- **Stated problem**:
Copy every line of the data exactly, leaving nothing out.

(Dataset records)
————————

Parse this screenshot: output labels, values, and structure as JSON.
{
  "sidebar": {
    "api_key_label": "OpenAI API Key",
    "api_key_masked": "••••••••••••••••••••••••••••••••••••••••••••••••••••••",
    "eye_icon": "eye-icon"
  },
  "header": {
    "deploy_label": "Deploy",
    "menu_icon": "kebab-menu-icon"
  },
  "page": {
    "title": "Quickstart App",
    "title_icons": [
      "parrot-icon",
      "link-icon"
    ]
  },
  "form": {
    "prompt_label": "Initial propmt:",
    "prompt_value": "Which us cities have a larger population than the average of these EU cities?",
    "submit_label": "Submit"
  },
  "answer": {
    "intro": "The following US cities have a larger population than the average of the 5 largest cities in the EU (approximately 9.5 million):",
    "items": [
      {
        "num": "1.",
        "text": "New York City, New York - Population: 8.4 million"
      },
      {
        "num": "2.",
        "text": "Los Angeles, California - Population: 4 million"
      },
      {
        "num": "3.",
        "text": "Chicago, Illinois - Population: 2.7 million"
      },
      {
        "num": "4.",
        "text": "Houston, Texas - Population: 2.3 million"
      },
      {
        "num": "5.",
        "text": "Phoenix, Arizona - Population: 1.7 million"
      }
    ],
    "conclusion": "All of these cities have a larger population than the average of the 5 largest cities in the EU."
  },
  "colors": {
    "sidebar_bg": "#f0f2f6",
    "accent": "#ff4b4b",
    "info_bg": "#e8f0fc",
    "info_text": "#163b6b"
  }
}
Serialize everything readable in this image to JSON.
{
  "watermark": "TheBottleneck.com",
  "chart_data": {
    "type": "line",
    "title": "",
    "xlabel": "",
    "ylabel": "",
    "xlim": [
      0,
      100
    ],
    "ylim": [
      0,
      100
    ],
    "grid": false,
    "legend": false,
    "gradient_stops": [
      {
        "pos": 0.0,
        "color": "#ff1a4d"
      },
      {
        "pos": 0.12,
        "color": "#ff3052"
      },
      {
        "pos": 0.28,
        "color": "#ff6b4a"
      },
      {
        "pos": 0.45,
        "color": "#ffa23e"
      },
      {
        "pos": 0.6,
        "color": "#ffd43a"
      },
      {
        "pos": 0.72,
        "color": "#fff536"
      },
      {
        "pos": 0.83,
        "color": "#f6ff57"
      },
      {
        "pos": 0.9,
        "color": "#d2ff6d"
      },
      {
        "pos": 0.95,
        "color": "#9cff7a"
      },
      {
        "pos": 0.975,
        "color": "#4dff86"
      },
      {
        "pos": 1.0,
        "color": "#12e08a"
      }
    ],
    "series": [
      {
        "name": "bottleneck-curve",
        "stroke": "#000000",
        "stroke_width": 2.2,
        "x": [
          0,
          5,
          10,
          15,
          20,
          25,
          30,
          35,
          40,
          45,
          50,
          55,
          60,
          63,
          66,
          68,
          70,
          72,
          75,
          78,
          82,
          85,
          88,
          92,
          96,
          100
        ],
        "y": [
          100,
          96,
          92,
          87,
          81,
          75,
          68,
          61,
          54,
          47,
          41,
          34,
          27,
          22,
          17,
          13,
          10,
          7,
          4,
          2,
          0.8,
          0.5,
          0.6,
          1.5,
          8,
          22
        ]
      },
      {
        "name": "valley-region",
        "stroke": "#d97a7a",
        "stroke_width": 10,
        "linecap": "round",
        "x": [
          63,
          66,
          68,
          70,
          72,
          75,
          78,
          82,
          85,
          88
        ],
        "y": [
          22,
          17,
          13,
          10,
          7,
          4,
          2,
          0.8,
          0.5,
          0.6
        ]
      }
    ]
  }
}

————————

- **Problem solution**:
Parse this screenshot: output labels, values, and structure as JSON.
{
  "sidebar": {
    "api_key_label": "OpenAI API Key",
    "api_key_masked": "••••••••••••••••••••••••••••••••••••••••••••••••••••••",
    "eye_icon": "eye-icon"
  },
  "header": {
    "deploy_label": "Deploy",
    "menu_icon": "kebab-menu-icon"
  },
  "page": {
    "title": "Quickstart App",
    "title_icons": [
      "parrot-icon",
      "link-icon"
    ]
  },
  "form": {
    "prompt_label": "Initial propmt:",
    "prompt_value": "Which us cities have a larger population than the average of these EU cities?",
    "submit_label": "Submit"
  },
  "answer": {
    "intro": "The following US cities have a larger population than the average of the 5 largest cities in the EU (approximately 9.5 million):",
    "items": [
      {
        "num": "1.",
        "text": "New York City, New York - Population: 8.4 million"
      },
      {
        "num": "2.",
        "text": "Los Angeles, California - Population: 4 million"
      },
      {
        "num": "3.",
        "text": "Chicago, Illinois - Population: 2.7 million"
      },
      {
        "num": "4.",
        "text": "Houston, Texas - Population: 2.3 million"
      },
      {
        "num": "5.",
        "text": "Phoenix, Arizona - Population: 1.7 million"
      }
    ],
    "conclusion": "All of these cities have a larger population than the average of the 5 largest cities in the EU."
  },
  "colors": {
    "sidebar_bg": "#f0f2f6",
    "accent": "#ff4b4b",
    "info_bg": "#e8f0fc",
    "info_text": "#163b6b"
  }
}
Serialize everything readable in this image to JSON.
{
  "watermark": "TheBottleneck.com",
  "chart_data": {
    "type": "line",
    "title": "",
    "xlabel": "",
    "ylabel": "",
    "xlim": [
      0,
      100
    ],
    "ylim": [
      0,
      100
    ],
    "grid": false,
    "legend": false,
    "gradient_stops": [
      {
        "pos": 0.0,
        "color": "#ff1a4d"
      },
      {
        "pos": 0.12,
        "color": "#ff3052"
      },
      {
        "pos": 0.28,
        "color": "#ff6b4a"
      },
      {
        "pos": 0.45,
        "color": "#ffa23e"
      },
      {
        "pos": 0.6,
        "color": "#ffd43a"
      },
      {
        "pos": 0.72,
        "color": "#fff536"
      },
      {
        "pos": 0.83,
        "color": "#f6ff57"
      },
      {
        "pos": 0.9,
        "color": "#d2ff6d"
      },
      {
        "pos": 0.95,
        "color": "#9cff7a"
      },
      {
        "pos": 0.975,
        "color": "#4dff86"
      },
      {
        "pos": 1.0,
        "color": "#12e08a"
      }
    ],
    "series": [
      {
        "name": "bottleneck-curve",
        "stroke": "#000000",
        "stroke_width": 2.2,
        "x": [
          0,
          5,
          10,
          15,
          20,
          25,
          30,
          35,
          40,
          45,
          50,
          55,
          60,
          63,
          66,
          68,
          70,
          72,
          75,
          78,
          82,
          85,
          88,
          92,
          96,
          100
        ],
        "y": [
          100,
          96,
          92,
          87,
          81,
          75,
          68,
          61,
          54,
          47,
          41,
          34,
          27,
          22,
          17,
          13,
          10,
          7,
          4,
          2,
          0.8,
          0.5,
          0.6,
          1.5,
          8,
          22
        ]
      },
      {
        "name": "valley-region",
        "stroke": "#d97a7a",
        "stroke_width": 10,
        "linecap": "round",
        "x": [
          63,
          66,
          68,
          70,
          72,
          75,
          78,
          82,
          85,
          88
        ],
        "y": [
          22,
          17,
          13,
          10,
          7,
          4,
          2,
          0.8,
          0.5,
          0.6
        ]
      }
    ]
  }
}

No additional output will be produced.